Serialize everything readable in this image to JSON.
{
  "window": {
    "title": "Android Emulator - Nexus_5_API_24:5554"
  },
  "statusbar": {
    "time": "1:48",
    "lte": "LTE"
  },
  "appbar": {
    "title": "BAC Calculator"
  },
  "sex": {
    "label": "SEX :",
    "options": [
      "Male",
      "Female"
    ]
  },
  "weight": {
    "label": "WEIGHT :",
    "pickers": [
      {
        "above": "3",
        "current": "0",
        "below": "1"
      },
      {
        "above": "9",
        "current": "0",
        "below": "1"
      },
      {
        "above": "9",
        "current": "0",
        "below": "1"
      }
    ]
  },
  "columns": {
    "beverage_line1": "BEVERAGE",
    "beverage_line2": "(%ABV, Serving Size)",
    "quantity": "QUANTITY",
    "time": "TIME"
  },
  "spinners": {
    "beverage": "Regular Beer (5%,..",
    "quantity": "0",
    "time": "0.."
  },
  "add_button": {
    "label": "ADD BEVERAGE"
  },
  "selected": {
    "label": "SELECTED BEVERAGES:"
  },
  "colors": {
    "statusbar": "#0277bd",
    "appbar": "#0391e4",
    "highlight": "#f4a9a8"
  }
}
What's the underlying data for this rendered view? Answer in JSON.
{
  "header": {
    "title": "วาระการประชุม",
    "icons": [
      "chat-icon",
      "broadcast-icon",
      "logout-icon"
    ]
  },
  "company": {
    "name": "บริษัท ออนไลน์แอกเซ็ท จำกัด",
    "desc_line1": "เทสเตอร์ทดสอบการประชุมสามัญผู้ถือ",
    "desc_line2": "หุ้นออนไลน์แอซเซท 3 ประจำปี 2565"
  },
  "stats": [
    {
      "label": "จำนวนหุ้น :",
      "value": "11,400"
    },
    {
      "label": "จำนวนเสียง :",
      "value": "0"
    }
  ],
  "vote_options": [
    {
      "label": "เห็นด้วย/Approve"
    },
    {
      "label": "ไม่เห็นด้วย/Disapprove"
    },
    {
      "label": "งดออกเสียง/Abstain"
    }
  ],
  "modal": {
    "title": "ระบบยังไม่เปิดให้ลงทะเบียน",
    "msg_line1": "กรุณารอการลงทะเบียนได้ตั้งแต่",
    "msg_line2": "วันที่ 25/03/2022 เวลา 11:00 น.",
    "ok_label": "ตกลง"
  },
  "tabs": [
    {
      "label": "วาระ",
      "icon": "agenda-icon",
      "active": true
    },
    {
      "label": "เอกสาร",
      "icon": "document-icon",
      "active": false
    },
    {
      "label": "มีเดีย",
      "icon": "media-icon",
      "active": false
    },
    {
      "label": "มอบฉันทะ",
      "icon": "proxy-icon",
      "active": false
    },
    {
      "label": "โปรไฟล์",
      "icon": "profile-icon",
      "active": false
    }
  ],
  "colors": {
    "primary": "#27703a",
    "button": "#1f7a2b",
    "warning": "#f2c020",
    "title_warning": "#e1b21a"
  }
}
--
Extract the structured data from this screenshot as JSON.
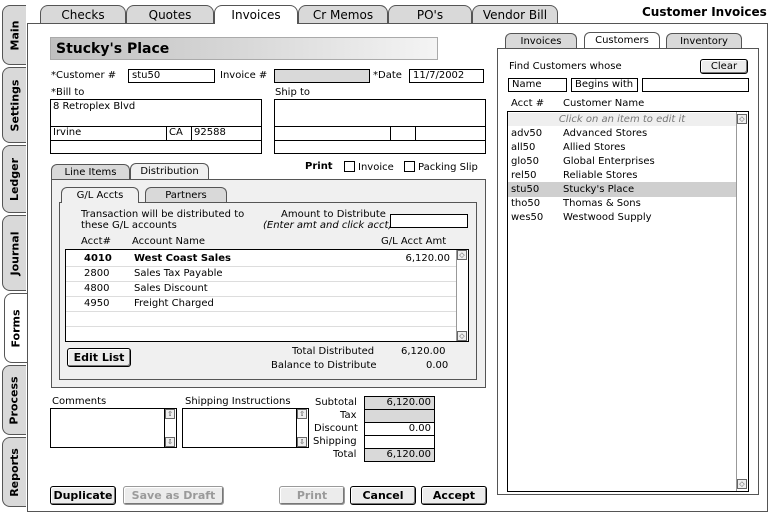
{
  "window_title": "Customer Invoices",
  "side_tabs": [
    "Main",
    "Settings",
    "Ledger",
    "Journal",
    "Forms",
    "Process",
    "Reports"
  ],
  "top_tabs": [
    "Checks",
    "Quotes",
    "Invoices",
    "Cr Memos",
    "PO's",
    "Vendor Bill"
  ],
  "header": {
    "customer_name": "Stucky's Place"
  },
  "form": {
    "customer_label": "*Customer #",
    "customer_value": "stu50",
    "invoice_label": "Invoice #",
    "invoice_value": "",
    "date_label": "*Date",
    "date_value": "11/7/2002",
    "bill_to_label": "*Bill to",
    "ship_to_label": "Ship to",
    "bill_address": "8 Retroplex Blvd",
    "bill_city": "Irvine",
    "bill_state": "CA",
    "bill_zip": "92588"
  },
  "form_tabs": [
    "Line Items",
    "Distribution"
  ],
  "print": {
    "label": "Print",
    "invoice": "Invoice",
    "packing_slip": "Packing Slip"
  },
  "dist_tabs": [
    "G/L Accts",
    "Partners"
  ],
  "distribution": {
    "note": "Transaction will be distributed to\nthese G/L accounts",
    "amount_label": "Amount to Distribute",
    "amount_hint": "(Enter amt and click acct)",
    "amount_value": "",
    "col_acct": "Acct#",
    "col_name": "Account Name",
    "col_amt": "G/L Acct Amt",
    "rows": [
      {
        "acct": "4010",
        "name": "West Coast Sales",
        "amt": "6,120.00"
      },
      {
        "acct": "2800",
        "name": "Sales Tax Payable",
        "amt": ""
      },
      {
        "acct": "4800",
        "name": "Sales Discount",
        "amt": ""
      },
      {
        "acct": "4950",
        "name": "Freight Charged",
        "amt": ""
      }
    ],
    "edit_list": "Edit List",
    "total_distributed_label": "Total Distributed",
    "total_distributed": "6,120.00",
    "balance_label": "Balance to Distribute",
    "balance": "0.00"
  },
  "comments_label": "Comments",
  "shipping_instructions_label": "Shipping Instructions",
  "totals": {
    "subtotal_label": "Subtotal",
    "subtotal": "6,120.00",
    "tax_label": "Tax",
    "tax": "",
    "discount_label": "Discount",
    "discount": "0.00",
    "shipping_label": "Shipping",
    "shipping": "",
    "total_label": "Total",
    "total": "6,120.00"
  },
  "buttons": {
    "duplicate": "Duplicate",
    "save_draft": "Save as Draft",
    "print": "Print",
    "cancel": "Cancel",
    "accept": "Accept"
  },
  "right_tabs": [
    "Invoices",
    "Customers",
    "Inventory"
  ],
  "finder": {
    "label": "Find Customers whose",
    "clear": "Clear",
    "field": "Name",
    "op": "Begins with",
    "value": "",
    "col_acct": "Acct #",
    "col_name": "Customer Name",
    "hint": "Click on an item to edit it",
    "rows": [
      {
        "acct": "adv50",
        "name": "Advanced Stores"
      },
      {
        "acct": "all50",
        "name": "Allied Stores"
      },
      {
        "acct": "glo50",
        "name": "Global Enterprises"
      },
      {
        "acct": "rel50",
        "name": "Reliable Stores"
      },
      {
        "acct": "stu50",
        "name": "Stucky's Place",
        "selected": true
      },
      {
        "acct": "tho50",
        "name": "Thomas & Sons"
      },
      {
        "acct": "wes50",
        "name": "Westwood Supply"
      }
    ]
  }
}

## Brief
Each line above that includes "Customers" should be shown.

## Solution to this exercise
    "Customers",
    "label": "Find Customers whose",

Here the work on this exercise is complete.